From the records below, pull each line that has "value".

(Excerpts from a figure dataset)
— begin —

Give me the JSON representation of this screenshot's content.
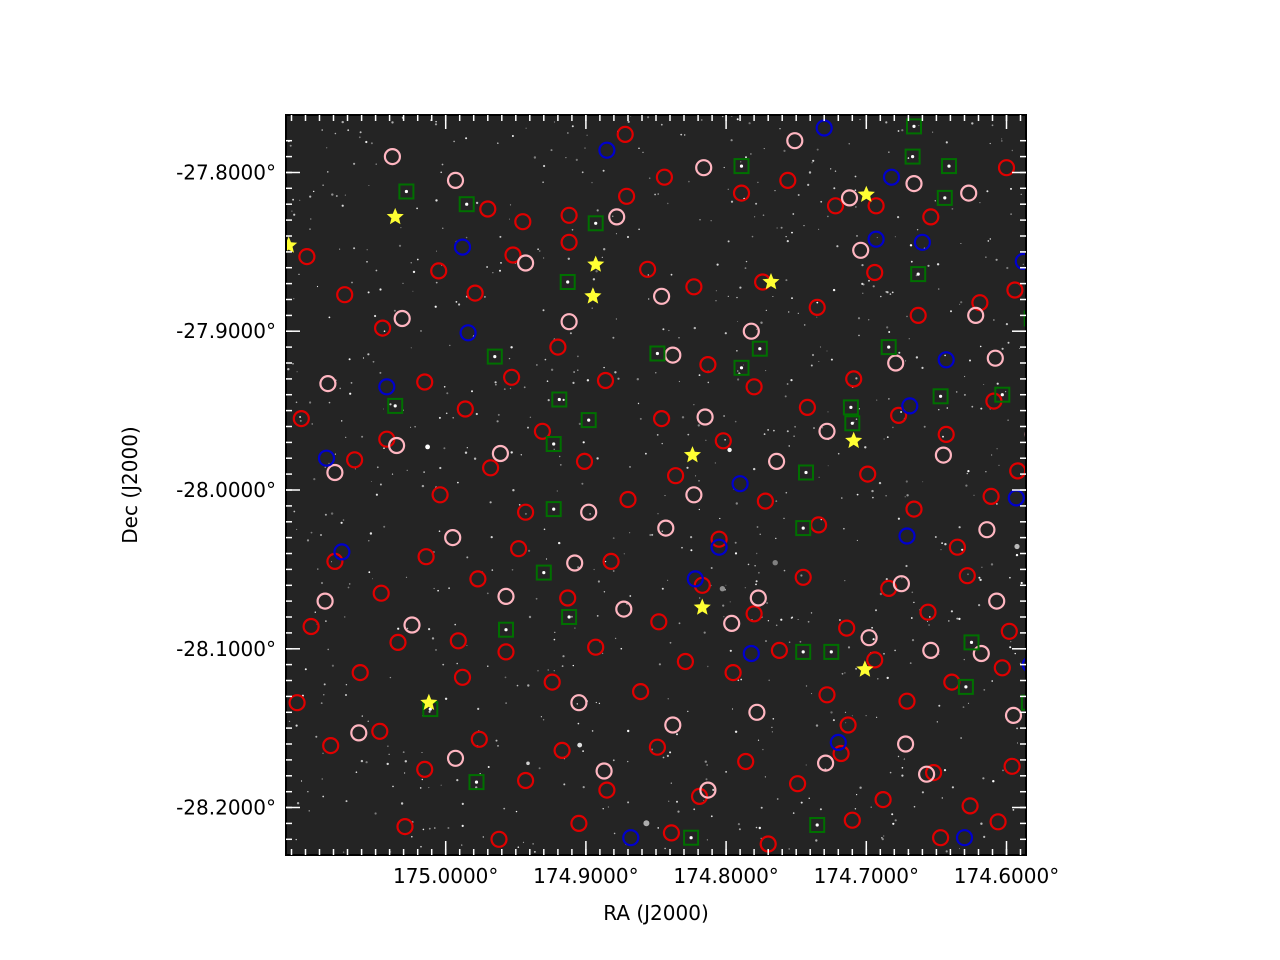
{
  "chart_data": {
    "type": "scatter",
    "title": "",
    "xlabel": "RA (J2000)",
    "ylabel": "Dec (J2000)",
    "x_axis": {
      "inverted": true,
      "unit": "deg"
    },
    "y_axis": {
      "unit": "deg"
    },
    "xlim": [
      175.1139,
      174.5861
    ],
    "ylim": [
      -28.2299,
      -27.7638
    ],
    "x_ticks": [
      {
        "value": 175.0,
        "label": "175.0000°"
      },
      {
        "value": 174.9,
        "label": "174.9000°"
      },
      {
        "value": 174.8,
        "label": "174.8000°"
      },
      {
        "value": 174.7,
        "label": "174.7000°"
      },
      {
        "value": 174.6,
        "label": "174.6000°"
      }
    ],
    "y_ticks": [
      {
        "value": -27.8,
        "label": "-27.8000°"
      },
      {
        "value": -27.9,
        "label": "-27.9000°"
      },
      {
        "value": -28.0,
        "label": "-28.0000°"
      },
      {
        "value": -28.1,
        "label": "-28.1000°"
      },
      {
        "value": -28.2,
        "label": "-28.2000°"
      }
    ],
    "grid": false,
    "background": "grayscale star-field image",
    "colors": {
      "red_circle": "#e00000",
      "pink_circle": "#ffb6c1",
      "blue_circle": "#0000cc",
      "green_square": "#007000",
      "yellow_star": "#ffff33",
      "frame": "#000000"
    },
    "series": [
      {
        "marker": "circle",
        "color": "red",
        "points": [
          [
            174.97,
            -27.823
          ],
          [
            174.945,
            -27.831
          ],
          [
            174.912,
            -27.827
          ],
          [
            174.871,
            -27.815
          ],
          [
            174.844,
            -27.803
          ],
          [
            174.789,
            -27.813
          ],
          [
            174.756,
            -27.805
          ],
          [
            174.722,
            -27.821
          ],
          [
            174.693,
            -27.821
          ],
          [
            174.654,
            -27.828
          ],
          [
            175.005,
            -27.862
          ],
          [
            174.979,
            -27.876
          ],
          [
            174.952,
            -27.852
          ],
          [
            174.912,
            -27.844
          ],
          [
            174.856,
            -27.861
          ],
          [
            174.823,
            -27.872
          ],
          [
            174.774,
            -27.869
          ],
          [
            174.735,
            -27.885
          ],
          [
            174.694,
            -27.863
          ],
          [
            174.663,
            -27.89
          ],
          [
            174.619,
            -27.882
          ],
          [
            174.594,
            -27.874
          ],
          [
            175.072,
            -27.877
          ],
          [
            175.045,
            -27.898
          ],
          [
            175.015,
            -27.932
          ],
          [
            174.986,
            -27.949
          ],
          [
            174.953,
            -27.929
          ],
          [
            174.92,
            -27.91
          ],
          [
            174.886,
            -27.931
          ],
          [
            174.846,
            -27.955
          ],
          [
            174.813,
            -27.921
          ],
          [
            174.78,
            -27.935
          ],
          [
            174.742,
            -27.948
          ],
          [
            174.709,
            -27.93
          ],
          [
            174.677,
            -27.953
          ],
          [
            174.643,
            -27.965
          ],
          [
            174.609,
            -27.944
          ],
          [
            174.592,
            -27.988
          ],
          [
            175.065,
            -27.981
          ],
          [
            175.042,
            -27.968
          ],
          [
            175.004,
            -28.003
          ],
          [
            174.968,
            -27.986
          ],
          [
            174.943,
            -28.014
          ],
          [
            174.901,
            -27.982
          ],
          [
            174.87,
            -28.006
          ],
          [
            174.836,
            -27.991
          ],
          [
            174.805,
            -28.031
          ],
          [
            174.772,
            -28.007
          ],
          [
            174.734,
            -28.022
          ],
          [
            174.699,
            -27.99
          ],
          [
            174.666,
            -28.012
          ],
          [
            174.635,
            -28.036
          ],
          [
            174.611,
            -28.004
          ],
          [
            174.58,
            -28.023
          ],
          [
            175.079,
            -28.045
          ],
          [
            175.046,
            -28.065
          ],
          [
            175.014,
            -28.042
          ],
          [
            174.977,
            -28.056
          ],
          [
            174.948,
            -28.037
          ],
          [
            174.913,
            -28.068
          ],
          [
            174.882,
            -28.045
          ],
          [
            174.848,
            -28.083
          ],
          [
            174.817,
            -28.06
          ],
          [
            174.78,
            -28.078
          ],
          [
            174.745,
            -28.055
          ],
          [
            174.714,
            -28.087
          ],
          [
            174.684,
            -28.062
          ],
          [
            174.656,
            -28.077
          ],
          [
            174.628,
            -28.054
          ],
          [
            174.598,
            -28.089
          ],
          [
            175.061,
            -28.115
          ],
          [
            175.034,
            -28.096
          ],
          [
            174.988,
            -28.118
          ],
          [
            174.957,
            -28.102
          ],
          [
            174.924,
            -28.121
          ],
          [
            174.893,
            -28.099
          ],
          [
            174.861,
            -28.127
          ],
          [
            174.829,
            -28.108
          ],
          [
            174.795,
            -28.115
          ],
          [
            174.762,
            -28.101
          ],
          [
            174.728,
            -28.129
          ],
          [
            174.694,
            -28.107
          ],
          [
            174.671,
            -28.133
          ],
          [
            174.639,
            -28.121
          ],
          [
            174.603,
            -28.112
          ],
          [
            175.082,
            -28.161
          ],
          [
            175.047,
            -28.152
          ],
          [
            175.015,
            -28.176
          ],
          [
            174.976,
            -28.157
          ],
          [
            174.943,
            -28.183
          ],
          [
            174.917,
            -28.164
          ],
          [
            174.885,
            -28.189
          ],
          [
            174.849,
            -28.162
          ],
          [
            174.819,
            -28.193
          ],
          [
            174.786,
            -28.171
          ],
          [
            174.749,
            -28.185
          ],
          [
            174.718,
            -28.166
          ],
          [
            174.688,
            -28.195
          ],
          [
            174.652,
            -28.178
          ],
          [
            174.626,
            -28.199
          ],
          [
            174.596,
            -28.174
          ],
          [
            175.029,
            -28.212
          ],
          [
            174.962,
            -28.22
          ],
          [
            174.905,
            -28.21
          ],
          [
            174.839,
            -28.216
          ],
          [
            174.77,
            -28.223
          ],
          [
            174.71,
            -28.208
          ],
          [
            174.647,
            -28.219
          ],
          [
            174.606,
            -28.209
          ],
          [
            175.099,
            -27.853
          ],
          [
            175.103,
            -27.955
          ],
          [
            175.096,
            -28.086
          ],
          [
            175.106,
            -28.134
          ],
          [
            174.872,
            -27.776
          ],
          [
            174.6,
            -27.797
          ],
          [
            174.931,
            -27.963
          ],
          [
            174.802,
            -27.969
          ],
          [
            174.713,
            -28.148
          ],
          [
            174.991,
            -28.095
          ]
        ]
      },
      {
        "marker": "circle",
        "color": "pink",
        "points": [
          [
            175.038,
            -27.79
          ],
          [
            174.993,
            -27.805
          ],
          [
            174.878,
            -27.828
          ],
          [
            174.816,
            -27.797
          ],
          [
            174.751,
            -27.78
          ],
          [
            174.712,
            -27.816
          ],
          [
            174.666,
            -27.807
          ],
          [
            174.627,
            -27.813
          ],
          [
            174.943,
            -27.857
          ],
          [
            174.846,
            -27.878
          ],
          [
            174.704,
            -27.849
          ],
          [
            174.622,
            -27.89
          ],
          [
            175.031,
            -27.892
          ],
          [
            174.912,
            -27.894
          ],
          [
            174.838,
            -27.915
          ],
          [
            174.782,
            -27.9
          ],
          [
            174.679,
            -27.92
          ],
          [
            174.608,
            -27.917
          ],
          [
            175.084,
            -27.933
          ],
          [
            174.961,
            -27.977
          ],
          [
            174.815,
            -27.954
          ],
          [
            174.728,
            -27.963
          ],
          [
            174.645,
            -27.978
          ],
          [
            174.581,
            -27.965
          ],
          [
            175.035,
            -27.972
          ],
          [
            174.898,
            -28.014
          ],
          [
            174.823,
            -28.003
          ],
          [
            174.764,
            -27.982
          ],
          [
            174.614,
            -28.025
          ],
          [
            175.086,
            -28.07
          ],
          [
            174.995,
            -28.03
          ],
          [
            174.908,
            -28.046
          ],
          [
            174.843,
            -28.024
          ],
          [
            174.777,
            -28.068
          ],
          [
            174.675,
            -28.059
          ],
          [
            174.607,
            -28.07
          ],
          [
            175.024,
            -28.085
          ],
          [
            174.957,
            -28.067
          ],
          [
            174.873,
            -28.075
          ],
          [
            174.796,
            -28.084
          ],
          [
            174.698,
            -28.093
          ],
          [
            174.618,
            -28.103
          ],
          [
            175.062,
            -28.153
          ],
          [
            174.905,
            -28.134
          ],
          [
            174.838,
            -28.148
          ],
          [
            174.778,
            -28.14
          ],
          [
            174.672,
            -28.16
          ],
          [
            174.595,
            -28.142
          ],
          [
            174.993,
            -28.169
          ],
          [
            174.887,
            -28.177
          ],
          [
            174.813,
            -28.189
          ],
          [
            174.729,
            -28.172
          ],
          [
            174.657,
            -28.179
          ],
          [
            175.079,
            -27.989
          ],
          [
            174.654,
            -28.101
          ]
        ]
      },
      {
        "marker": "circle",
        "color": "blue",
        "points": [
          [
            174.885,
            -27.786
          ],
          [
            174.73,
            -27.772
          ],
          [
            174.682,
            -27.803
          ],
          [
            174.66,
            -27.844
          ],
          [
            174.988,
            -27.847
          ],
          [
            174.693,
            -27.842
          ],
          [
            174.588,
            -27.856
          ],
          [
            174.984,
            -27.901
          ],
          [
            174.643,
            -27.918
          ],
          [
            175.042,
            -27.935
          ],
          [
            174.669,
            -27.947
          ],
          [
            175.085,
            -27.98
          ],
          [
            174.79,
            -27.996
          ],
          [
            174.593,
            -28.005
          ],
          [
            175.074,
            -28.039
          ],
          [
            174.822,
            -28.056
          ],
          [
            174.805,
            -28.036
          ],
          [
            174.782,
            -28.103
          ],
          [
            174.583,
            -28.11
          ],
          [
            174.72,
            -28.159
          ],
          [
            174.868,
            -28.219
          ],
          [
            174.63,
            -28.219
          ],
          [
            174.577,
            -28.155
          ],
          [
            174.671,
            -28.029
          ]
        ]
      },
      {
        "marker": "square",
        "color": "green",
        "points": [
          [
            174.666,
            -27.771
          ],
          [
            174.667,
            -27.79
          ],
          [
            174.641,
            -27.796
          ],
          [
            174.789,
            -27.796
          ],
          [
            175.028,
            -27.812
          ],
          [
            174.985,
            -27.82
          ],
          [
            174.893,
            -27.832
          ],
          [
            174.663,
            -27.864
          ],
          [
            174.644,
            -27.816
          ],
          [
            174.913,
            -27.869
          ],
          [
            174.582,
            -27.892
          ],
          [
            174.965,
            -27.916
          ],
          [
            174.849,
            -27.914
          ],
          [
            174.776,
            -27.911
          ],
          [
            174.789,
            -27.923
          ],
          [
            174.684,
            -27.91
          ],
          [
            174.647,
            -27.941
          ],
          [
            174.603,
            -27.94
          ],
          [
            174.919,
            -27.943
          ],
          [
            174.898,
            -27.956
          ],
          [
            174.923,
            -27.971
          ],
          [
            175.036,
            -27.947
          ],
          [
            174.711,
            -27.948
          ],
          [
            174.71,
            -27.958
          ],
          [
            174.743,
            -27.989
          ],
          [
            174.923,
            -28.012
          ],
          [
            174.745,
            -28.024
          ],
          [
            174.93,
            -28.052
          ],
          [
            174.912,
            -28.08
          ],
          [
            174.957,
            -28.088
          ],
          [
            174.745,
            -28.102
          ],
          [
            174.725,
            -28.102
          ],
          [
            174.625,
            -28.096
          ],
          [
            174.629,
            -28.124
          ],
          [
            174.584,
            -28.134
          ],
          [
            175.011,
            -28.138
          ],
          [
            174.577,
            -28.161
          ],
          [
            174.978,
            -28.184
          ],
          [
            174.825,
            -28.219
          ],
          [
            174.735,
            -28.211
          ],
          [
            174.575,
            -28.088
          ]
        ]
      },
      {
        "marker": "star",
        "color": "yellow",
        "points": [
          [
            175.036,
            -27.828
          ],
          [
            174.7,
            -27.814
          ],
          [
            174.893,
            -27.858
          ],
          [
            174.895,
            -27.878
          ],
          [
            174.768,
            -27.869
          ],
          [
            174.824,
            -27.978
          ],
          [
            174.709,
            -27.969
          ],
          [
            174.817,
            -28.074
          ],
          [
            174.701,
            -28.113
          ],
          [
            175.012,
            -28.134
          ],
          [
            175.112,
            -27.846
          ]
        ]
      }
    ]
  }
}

— end —

- Response for this exercise:
        "value": 175.0,
        "value": 174.9,
        "value": 174.8,
        "value": 174.7,
        "value": 174.6,
        "value": -27.8,
        "value": -27.9,
        "value": -28.0,
        "value": -28.1,
        "value": -28.2,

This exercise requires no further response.